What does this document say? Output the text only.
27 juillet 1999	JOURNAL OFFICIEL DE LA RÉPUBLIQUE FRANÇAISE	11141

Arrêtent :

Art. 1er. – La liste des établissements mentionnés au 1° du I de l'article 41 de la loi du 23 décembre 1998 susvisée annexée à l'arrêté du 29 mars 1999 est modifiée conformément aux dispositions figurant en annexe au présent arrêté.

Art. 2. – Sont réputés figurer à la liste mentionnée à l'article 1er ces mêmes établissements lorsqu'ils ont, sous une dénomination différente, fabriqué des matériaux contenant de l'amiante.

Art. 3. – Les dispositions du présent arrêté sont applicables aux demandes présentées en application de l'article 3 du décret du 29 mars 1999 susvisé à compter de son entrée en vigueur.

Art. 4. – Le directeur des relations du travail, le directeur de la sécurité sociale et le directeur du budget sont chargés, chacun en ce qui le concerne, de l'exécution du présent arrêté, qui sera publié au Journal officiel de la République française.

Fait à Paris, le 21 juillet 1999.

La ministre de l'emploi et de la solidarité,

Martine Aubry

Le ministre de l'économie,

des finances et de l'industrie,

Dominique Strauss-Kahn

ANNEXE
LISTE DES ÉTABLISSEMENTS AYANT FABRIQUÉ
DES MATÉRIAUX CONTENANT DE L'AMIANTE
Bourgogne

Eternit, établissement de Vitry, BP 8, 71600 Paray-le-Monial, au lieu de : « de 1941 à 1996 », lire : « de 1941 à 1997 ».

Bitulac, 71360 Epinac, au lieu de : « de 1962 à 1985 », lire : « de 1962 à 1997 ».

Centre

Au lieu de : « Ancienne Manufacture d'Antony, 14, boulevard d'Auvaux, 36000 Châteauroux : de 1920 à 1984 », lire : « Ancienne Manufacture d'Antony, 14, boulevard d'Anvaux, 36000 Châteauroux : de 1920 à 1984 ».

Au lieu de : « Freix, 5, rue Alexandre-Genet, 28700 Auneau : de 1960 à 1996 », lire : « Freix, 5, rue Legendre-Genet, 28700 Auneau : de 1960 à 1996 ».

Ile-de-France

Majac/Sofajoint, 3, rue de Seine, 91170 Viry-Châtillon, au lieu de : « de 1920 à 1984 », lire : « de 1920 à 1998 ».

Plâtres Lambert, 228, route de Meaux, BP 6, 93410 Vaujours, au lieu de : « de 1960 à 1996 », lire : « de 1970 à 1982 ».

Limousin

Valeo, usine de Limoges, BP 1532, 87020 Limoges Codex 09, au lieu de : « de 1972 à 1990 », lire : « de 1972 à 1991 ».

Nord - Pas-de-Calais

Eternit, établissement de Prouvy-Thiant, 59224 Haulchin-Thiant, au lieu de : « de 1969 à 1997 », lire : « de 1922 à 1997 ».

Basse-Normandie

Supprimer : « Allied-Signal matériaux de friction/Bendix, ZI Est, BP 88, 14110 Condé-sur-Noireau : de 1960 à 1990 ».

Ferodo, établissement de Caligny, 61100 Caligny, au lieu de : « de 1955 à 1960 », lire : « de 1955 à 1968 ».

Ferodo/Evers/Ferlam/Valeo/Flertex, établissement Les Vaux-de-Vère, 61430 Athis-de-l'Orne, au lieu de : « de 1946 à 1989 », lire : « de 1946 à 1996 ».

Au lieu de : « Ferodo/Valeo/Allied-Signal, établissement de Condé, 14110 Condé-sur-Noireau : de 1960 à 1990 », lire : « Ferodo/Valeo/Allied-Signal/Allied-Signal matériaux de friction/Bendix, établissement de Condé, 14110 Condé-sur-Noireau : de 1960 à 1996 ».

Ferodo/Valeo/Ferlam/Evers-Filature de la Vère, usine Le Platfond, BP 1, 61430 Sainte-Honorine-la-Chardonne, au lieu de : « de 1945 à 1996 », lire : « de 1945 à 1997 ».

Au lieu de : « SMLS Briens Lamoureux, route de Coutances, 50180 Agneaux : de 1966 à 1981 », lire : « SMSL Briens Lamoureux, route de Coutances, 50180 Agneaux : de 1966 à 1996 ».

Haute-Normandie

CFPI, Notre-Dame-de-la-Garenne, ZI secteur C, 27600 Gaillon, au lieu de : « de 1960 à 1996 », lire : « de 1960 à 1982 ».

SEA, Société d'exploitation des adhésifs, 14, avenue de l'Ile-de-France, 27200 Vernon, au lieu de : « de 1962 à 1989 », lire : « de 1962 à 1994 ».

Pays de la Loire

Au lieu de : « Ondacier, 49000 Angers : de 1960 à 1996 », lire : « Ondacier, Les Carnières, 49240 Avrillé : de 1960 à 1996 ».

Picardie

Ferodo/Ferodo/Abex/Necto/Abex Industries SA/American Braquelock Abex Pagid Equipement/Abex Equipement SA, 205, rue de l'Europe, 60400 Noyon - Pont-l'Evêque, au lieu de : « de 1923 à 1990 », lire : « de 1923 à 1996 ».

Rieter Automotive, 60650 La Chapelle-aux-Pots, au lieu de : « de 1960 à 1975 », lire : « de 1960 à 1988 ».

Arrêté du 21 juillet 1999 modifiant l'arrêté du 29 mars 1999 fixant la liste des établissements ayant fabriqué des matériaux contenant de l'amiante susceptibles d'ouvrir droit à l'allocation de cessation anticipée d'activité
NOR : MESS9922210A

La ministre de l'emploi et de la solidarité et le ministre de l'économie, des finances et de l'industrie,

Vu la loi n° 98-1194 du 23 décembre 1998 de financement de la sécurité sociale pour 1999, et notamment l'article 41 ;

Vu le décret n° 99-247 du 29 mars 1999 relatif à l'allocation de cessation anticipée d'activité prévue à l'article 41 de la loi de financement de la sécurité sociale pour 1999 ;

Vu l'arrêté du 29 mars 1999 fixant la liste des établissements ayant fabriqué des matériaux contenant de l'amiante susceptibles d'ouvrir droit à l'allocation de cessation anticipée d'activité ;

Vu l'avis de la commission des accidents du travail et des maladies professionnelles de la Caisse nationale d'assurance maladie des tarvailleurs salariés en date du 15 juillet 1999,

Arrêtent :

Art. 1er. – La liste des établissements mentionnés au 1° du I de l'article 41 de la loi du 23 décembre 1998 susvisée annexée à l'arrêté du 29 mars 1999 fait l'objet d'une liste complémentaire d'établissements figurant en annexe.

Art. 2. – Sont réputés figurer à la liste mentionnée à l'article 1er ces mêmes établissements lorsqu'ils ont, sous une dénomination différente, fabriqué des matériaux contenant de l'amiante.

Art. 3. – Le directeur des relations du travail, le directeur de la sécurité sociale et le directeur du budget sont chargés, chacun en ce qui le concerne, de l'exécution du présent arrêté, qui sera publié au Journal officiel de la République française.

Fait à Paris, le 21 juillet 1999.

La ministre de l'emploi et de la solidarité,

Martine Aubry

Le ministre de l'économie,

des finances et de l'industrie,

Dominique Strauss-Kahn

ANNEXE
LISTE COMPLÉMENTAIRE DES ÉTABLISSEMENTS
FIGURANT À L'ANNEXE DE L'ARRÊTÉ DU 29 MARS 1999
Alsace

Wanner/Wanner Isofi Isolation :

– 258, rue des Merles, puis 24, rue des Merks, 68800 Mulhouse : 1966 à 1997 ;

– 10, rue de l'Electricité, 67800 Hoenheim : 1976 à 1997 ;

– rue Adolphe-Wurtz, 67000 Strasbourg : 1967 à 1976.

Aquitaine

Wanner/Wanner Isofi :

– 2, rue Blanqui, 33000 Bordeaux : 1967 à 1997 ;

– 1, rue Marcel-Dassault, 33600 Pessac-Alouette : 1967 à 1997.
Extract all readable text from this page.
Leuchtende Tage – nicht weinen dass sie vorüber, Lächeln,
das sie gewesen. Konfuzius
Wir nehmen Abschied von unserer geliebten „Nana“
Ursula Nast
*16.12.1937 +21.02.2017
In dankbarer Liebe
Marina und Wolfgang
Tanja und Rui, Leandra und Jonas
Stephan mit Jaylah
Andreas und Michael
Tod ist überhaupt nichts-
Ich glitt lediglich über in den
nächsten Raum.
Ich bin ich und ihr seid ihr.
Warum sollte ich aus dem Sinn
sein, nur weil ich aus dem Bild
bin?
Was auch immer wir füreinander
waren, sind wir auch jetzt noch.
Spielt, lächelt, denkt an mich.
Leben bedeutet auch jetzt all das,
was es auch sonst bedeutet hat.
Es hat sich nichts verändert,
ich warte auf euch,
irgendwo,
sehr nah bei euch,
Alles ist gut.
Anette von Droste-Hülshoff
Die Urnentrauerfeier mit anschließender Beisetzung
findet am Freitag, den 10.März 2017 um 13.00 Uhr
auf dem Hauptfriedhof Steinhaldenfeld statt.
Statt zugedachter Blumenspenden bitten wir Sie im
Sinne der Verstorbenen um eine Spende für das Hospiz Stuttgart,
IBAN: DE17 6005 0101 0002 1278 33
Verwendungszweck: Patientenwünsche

__THE TASK__: Check each line of the data above for the word "Ferlam", then state how many lines have it. Give the number alone.

__ANSWER FOR THE TASK__: 2